TO BE DONE
List each line of the data that holds the word "image".

==== PROVIDED RECORDS ====

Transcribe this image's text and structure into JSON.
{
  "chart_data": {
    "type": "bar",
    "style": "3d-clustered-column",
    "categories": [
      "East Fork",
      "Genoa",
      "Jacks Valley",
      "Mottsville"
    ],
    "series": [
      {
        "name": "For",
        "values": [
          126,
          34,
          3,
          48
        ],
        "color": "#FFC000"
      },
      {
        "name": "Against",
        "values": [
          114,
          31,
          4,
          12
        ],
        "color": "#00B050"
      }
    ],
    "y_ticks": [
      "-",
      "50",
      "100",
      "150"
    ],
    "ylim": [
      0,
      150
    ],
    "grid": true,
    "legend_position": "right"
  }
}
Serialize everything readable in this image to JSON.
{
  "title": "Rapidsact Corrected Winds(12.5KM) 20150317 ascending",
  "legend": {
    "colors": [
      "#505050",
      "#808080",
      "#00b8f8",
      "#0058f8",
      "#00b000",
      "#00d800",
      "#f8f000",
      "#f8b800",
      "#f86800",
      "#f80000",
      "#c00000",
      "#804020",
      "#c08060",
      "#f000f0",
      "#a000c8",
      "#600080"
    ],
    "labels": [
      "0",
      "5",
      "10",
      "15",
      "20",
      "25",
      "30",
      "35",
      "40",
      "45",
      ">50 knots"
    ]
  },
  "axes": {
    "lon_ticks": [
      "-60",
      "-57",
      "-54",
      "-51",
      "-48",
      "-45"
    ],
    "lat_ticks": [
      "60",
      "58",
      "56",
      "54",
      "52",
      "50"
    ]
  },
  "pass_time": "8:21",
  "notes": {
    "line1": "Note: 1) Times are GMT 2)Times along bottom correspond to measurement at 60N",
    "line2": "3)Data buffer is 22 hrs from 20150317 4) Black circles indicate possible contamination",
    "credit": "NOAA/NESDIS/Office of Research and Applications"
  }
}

====

THE REPLY
Transcribe this image's text and structure into JSON.
Serialize everything readable in this image to JSON.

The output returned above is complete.